• Dataset:
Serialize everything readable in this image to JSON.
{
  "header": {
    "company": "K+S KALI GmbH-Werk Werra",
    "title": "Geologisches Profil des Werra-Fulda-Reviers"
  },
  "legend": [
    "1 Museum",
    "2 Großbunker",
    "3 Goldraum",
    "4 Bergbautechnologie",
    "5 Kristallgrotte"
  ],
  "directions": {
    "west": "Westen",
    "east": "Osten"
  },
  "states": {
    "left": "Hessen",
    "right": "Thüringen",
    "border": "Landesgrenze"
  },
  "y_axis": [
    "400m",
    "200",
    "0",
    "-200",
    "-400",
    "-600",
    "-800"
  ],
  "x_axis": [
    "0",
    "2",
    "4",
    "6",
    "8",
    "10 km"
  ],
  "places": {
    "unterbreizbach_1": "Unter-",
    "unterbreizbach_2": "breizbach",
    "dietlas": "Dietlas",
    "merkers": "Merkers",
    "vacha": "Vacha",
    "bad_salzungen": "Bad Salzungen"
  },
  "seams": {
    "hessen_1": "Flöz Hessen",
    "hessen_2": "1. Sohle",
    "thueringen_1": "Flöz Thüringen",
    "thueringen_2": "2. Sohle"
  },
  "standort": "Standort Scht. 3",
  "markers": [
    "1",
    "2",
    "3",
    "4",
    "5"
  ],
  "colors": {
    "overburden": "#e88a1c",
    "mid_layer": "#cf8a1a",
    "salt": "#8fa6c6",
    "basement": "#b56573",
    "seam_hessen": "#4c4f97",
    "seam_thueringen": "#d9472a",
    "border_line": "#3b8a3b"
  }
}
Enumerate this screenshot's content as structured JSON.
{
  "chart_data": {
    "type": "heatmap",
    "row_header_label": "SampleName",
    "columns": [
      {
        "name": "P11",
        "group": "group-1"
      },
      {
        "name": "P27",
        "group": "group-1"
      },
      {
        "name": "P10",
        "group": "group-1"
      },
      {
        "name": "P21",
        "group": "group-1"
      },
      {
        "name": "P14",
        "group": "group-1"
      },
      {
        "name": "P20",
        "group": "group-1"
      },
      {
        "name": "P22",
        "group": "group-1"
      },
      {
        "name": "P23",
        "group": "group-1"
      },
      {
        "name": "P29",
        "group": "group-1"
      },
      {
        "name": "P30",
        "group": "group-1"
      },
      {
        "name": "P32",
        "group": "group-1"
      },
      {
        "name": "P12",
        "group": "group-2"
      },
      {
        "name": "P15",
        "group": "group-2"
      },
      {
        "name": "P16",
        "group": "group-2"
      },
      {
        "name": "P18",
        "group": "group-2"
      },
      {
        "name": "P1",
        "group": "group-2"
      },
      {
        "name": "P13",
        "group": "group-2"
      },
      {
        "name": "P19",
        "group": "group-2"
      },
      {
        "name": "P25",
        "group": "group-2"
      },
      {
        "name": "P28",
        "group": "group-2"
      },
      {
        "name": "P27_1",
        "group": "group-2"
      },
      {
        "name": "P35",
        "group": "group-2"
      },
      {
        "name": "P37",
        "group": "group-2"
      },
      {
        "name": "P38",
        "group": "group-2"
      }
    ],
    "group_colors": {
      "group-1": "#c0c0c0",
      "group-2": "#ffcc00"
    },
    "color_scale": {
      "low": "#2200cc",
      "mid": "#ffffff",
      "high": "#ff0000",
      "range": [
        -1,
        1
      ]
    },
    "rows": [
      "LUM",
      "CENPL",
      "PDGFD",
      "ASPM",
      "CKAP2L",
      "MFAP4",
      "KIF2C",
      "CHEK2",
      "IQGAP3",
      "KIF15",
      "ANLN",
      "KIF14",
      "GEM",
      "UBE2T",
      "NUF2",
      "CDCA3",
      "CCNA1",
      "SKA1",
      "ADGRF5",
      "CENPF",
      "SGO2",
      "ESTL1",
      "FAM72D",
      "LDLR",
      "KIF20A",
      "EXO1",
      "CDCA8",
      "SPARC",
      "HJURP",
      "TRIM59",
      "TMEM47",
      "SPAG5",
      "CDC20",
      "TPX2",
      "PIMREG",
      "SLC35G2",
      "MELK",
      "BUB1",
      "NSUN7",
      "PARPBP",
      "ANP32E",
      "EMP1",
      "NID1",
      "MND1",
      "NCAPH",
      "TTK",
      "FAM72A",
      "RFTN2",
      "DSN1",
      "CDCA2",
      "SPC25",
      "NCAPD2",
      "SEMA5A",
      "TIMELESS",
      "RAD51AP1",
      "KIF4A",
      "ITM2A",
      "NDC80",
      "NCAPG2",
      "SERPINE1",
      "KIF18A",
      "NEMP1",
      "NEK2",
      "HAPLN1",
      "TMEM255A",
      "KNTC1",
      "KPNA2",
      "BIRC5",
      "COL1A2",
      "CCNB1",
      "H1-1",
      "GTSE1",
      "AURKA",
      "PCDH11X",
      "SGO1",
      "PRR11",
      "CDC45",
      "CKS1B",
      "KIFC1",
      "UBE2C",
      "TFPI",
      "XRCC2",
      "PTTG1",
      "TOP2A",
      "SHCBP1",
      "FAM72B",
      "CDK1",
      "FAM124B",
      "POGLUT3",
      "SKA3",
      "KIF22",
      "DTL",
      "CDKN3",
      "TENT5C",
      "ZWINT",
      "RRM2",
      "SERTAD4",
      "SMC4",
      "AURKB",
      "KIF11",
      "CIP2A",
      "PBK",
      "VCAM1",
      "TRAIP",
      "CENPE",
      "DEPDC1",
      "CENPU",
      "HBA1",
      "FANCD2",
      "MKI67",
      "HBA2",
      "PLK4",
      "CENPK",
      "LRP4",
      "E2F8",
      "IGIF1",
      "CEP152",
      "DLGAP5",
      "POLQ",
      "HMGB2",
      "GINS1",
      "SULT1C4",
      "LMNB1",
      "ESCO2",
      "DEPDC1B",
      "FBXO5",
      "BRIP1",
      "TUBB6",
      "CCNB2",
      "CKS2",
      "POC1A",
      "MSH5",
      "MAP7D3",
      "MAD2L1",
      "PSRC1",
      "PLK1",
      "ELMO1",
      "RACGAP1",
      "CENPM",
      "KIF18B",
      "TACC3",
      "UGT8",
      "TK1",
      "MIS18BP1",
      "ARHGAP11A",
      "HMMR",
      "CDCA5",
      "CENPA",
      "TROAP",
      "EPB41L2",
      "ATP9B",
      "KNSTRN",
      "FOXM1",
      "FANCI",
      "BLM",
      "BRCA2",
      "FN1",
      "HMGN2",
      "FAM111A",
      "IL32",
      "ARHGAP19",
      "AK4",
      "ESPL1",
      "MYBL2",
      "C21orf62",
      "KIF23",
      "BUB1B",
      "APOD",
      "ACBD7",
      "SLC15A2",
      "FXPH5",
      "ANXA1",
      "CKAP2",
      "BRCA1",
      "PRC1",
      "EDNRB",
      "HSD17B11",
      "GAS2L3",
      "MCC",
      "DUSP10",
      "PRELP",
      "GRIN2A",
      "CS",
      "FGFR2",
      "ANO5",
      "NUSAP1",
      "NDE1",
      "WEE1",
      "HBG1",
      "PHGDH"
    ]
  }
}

• Directive:
All of the lines above must be returned exactly.

• Exercise answer:
Serialize everything readable in this image to JSON.
{
  "header": {
    "company": "K+S KALI GmbH-Werk Werra",
    "title": "Geologisches Profil des Werra-Fulda-Reviers"
  },
  "legend": [
    "1 Museum",
    "2 Großbunker",
    "3 Goldraum",
    "4 Bergbautechnologie",
    "5 Kristallgrotte"
  ],
  "directions": {
    "west": "Westen",
    "east": "Osten"
  },
  "states": {
    "left": "Hessen",
    "right": "Thüringen",
    "border": "Landesgrenze"
  },
  "y_axis": [
    "400m",
    "200",
    "0",
    "-200",
    "-400",
    "-600",
    "-800"
  ],
  "x_axis": [
    "0",
    "2",
    "4",
    "6",
    "8",
    "10 km"
  ],
  "places": {
    "unterbreizbach_1": "Unter-",
    "unterbreizbach_2": "breizbach",
    "dietlas": "Dietlas",
    "merkers": "Merkers",
    "vacha": "Vacha",
    "bad_salzungen": "Bad Salzungen"
  },
  "seams": {
    "hessen_1": "Flöz Hessen",
    "hessen_2": "1. Sohle",
    "thueringen_1": "Flöz Thüringen",
    "thueringen_2": "2. Sohle"
  },
  "standort": "Standort Scht. 3",
  "markers": [
    "1",
    "2",
    "3",
    "4",
    "5"
  ],
  "colors": {
    "overburden": "#e88a1c",
    "mid_layer": "#cf8a1a",
    "salt": "#8fa6c6",
    "basement": "#b56573",
    "seam_hessen": "#4c4f97",
    "seam_thueringen": "#d9472a",
    "border_line": "#3b8a3b"
  }
}
Enumerate this screenshot's content as structured JSON.
{
  "chart_data": {
    "type": "heatmap",
    "row_header_label": "SampleName",
    "columns": [
      {
        "name": "P11",
        "group": "group-1"
      },
      {
        "name": "P27",
        "group": "group-1"
      },
      {
        "name": "P10",
        "group": "group-1"
      },
      {
        "name": "P21",
        "group": "group-1"
      },
      {
        "name": "P14",
        "group": "group-1"
      },
      {
        "name": "P20",
        "group": "group-1"
      },
      {
        "name": "P22",
        "group": "group-1"
      },
      {
        "name": "P23",
        "group": "group-1"
      },
      {
        "name": "P29",
        "group": "group-1"
      },
      {
        "name": "P30",
        "group": "group-1"
      },
      {
        "name": "P32",
        "group": "group-1"
      },
      {
        "name": "P12",
        "group": "group-2"
      },
      {
        "name": "P15",
        "group": "group-2"
      },
      {
        "name": "P16",
        "group": "group-2"
      },
      {
        "name": "P18",
        "group": "group-2"
      },
      {
        "name": "P1",
        "group": "group-2"
      },
      {
        "name": "P13",
        "group": "group-2"
      },
      {
        "name": "P19",
        "group": "group-2"
      },
      {
        "name": "P25",
        "group": "group-2"
      },
      {
        "name": "P28",
        "group": "group-2"
      },
      {
        "name": "P27_1",
        "group": "group-2"
      },
      {
        "name": "P35",
        "group": "group-2"
      },
      {
        "name": "P37",
        "group": "group-2"
      },
      {
        "name": "P38",
        "group": "group-2"
      }
    ],
    "group_colors": {
      "group-1": "#c0c0c0",
      "group-2": "#ffcc00"
    },
    "color_scale": {
      "low": "#2200cc",
      "mid": "#ffffff",
      "high": "#ff0000",
      "range": [
        -1,
        1
      ]
    },
    "rows": [
      "LUM",
      "CENPL",
      "PDGFD",
      "ASPM",
      "CKAP2L",
      "MFAP4",
      "KIF2C",
      "CHEK2",
      "IQGAP3",
      "KIF15",
      "ANLN",
      "KIF14",
      "GEM",
      "UBE2T",
      "NUF2",
      "CDCA3",
      "CCNA1",
      "SKA1",
      "ADGRF5",
      "CENPF",
      "SGO2",
      "ESTL1",
      "FAM72D",
      "LDLR",
      "KIF20A",
      "EXO1",
      "CDCA8",
      "SPARC",
      "HJURP",
      "TRIM59",
      "TMEM47",
      "SPAG5",
      "CDC20",
      "TPX2",
      "PIMREG",
      "SLC35G2",
      "MELK",
      "BUB1",
      "NSUN7",
      "PARPBP",
      "ANP32E",
      "EMP1",
      "NID1",
      "MND1",
      "NCAPH",
      "TTK",
      "FAM72A",
      "RFTN2",
      "DSN1",
      "CDCA2",
      "SPC25",
      "NCAPD2",
      "SEMA5A",
      "TIMELESS",
      "RAD51AP1",
      "KIF4A",
      "ITM2A",
      "NDC80",
      "NCAPG2",
      "SERPINE1",
      "KIF18A",
      "NEMP1",
      "NEK2",
      "HAPLN1",
      "TMEM255A",
      "KNTC1",
      "KPNA2",
      "BIRC5",
      "COL1A2",
      "CCNB1",
      "H1-1",
      "GTSE1",
      "AURKA",
      "PCDH11X",
      "SGO1",
      "PRR11",
      "CDC45",
      "CKS1B",
      "KIFC1",
      "UBE2C",
      "TFPI",
      "XRCC2",
      "PTTG1",
      "TOP2A",
      "SHCBP1",
      "FAM72B",
      "CDK1",
      "FAM124B",
      "POGLUT3",
      "SKA3",
      "KIF22",
      "DTL",
      "CDKN3",
      "TENT5C",
      "ZWINT",
      "RRM2",
      "SERTAD4",
      "SMC4",
      "AURKB",
      "KIF11",
      "CIP2A",
      "PBK",
      "VCAM1",
      "TRAIP",
      "CENPE",
      "DEPDC1",
      "CENPU",
      "HBA1",
      "FANCD2",
      "MKI67",
      "HBA2",
      "PLK4",
      "CENPK",
      "LRP4",
      "E2F8",
      "IGIF1",
      "CEP152",
      "DLGAP5",
      "POLQ",
      "HMGB2",
      "GINS1",
      "SULT1C4",
      "LMNB1",
      "ESCO2",
      "DEPDC1B",
      "FBXO5",
      "BRIP1",
      "TUBB6",
      "CCNB2",
      "CKS2",
      "POC1A",
      "MSH5",
      "MAP7D3",
      "MAD2L1",
      "PSRC1",
      "PLK1",
      "ELMO1",
      "RACGAP1",
      "CENPM",
      "KIF18B",
      "TACC3",
      "UGT8",
      "TK1",
      "MIS18BP1",
      "ARHGAP11A",
      "HMMR",
      "CDCA5",
      "CENPA",
      "TROAP",
      "EPB41L2",
      "ATP9B",
      "KNSTRN",
      "FOXM1",
      "FANCI",
      "BLM",
      "BRCA2",
      "FN1",
      "HMGN2",
      "FAM111A",
      "IL32",
      "ARHGAP19",
      "AK4",
      "ESPL1",
      "MYBL2",
      "C21orf62",
      "KIF23",
      "BUB1B",
      "APOD",
      "ACBD7",
      "SLC15A2",
      "FXPH5",
      "ANXA1",
      "CKAP2",
      "BRCA1",
      "PRC1",
      "EDNRB",
      "HSD17B11",
      "GAS2L3",
      "MCC",
      "DUSP10",
      "PRELP",
      "GRIN2A",
      "CS",
      "FGFR2",
      "ANO5",
      "NUSAP1",
      "NDE1",
      "WEE1",
      "HBG1",
      "PHGDH"
    ]
  }
}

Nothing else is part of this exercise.